[Extracts from a graphics dataset]
☆ ☆ ☆ ☆ ☆

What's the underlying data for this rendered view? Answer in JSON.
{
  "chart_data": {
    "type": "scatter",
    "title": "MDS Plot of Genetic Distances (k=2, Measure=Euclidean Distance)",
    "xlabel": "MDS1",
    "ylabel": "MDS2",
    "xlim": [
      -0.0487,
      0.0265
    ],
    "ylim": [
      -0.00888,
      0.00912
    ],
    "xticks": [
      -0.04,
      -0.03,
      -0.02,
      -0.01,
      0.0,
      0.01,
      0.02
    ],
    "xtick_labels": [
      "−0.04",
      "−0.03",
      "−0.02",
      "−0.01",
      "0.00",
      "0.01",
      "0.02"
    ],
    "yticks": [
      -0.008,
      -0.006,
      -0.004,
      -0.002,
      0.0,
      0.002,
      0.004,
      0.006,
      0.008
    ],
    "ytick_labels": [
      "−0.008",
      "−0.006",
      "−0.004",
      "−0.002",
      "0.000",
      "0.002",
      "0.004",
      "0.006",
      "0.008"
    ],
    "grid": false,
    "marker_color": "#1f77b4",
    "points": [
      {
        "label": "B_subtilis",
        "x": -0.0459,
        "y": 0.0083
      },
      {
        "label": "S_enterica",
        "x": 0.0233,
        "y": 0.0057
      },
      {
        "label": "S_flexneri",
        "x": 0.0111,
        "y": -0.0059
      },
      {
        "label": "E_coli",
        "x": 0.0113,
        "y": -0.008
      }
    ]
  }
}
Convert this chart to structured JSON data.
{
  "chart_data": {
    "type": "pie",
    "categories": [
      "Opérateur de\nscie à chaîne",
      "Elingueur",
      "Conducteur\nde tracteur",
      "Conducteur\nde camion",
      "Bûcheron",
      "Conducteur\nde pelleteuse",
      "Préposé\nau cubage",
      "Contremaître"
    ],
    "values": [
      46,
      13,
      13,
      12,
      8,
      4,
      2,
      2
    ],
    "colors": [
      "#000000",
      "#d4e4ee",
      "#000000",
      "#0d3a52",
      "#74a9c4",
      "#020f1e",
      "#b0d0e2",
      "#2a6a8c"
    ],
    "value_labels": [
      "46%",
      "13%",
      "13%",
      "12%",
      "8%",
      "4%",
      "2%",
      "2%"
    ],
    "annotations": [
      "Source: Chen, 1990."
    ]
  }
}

☆ ☆ ☆ ☆ ☆

- [Task to carry out] Look through the listing and extract every line with "this" in it.

- [Answer in full]
What's the underlying data for this rendered view? Answer in JSON.
Convert this chart to structured JSON data.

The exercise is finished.